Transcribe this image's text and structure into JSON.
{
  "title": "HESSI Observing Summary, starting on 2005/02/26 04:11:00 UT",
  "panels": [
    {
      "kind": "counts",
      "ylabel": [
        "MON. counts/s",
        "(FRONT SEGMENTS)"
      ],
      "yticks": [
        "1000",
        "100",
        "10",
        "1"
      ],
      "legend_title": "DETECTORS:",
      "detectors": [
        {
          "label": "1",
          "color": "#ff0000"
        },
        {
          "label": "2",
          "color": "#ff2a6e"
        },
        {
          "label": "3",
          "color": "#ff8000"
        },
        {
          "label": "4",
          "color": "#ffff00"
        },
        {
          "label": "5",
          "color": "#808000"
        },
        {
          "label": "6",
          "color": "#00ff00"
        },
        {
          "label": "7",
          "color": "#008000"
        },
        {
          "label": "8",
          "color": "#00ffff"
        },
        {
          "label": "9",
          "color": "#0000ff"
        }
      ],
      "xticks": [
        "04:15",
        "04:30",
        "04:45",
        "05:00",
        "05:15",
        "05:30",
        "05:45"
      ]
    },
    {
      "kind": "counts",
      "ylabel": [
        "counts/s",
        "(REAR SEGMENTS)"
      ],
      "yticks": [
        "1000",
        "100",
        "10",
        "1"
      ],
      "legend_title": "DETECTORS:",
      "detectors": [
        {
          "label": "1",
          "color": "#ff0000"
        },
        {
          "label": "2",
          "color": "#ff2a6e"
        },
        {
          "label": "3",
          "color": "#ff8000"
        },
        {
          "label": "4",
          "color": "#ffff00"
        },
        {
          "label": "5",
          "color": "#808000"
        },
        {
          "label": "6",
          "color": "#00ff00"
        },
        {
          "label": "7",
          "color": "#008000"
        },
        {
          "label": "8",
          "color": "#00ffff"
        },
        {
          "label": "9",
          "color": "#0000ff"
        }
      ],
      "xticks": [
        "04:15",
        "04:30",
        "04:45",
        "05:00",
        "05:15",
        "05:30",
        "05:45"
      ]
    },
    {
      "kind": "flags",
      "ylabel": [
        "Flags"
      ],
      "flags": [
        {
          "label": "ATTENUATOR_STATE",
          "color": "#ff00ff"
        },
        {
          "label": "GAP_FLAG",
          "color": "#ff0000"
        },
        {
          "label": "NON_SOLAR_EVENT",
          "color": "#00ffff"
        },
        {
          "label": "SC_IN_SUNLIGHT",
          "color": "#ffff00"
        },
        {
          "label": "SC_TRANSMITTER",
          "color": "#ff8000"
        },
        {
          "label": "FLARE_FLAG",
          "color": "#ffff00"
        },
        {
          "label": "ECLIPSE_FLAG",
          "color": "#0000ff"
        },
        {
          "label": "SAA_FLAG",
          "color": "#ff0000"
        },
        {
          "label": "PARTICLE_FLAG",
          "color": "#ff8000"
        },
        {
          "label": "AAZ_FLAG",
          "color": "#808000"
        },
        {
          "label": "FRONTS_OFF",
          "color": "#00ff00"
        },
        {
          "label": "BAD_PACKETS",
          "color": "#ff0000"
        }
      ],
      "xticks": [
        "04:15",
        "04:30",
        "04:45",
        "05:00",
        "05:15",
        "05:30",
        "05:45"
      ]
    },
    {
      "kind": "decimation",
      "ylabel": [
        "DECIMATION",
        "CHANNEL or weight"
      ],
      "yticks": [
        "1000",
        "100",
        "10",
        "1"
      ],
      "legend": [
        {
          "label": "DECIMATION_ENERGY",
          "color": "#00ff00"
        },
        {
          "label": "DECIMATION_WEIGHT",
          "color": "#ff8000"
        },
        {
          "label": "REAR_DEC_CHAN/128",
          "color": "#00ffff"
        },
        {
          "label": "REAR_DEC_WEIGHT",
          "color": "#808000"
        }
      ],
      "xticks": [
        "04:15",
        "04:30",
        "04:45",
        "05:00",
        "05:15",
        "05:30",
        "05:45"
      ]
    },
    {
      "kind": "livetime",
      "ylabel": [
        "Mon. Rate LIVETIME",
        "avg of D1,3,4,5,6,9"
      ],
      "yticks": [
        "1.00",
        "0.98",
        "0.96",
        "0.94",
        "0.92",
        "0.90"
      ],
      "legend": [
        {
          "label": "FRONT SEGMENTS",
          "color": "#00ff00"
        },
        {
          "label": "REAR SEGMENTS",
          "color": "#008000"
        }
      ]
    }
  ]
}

__DIRECTION__
Faithfully reproduce all of the records, character for character.

__RESULT BELOW__
Transcribe this image's text and structure into JSON.
{
  "title": "HESSI Observing Summary, starting on 2005/02/26 04:11:00 UT",
  "panels": [
    {
      "kind": "counts",
      "ylabel": [
        "MON. counts/s",
        "(FRONT SEGMENTS)"
      ],
      "yticks": [
        "1000",
        "100",
        "10",
        "1"
      ],
      "legend_title": "DETECTORS:",
      "detectors": [
        {
          "label": "1",
          "color": "#ff0000"
        },
        {
          "label": "2",
          "color": "#ff2a6e"
        },
        {
          "label": "3",
          "color": "#ff8000"
        },
        {
          "label": "4",
          "color": "#ffff00"
        },
        {
          "label": "5",
          "color": "#808000"
        },
        {
          "label": "6",
          "color": "#00ff00"
        },
        {
          "label": "7",
          "color": "#008000"
        },
        {
          "label": "8",
          "color": "#00ffff"
        },
        {
          "label": "9",
          "color": "#0000ff"
        }
      ],
      "xticks": [
        "04:15",
        "04:30",
        "04:45",
        "05:00",
        "05:15",
        "05:30",
        "05:45"
      ]
    },
    {
      "kind": "counts",
      "ylabel": [
        "counts/s",
        "(REAR SEGMENTS)"
      ],
      "yticks": [
        "1000",
        "100",
        "10",
        "1"
      ],
      "legend_title": "DETECTORS:",
      "detectors": [
        {
          "label": "1",
          "color": "#ff0000"
        },
        {
          "label": "2",
          "color": "#ff2a6e"
        },
        {
          "label": "3",
          "color": "#ff8000"
        },
        {
          "label": "4",
          "color": "#ffff00"
        },
        {
          "label": "5",
          "color": "#808000"
        },
        {
          "label": "6",
          "color": "#00ff00"
        },
        {
          "label": "7",
          "color": "#008000"
        },
        {
          "label": "8",
          "color": "#00ffff"
        },
        {
          "label": "9",
          "color": "#0000ff"
        }
      ],
      "xticks": [
        "04:15",
        "04:30",
        "04:45",
        "05:00",
        "05:15",
        "05:30",
        "05:45"
      ]
    },
    {
      "kind": "flags",
      "ylabel": [
        "Flags"
      ],
      "flags": [
        {
          "label": "ATTENUATOR_STATE",
          "color": "#ff00ff"
        },
        {
          "label": "GAP_FLAG",
          "color": "#ff0000"
        },
        {
          "label": "NON_SOLAR_EVENT",
          "color": "#00ffff"
        },
        {
          "label": "SC_IN_SUNLIGHT",
          "color": "#ffff00"
        },
        {
          "label": "SC_TRANSMITTER",
          "color": "#ff8000"
        },
        {
          "label": "FLARE_FLAG",
          "color": "#ffff00"
        },
        {
          "label": "ECLIPSE_FLAG",
          "color": "#0000ff"
        },
        {
          "label": "SAA_FLAG",
          "color": "#ff0000"
        },
        {
          "label": "PARTICLE_FLAG",
          "color": "#ff8000"
        },
        {
          "label": "AAZ_FLAG",
          "color": "#808000"
        },
        {
          "label": "FRONTS_OFF",
          "color": "#00ff00"
        },
        {
          "label": "BAD_PACKETS",
          "color": "#ff0000"
        }
      ],
      "xticks": [
        "04:15",
        "04:30",
        "04:45",
        "05:00",
        "05:15",
        "05:30",
        "05:45"
      ]
    },
    {
      "kind": "decimation",
      "ylabel": [
        "DECIMATION",
        "CHANNEL or weight"
      ],
      "yticks": [
        "1000",
        "100",
        "10",
        "1"
      ],
      "legend": [
        {
          "label": "DECIMATION_ENERGY",
          "color": "#00ff00"
        },
        {
          "label": "DECIMATION_WEIGHT",
          "color": "#ff8000"
        },
        {
          "label": "REAR_DEC_CHAN/128",
          "color": "#00ffff"
        },
        {
          "label": "REAR_DEC_WEIGHT",
          "color": "#808000"
        }
      ],
      "xticks": [
        "04:15",
        "04:30",
        "04:45",
        "05:00",
        "05:15",
        "05:30",
        "05:45"
      ]
    },
    {
      "kind": "livetime",
      "ylabel": [
        "Mon. Rate LIVETIME",
        "avg of D1,3,4,5,6,9"
      ],
      "yticks": [
        "1.00",
        "0.98",
        "0.96",
        "0.94",
        "0.92",
        "0.90"
      ],
      "legend": [
        {
          "label": "FRONT SEGMENTS",
          "color": "#00ff00"
        },
        {
          "label": "REAR SEGMENTS",
          "color": "#008000"
        }
      ]
    }
  ]
}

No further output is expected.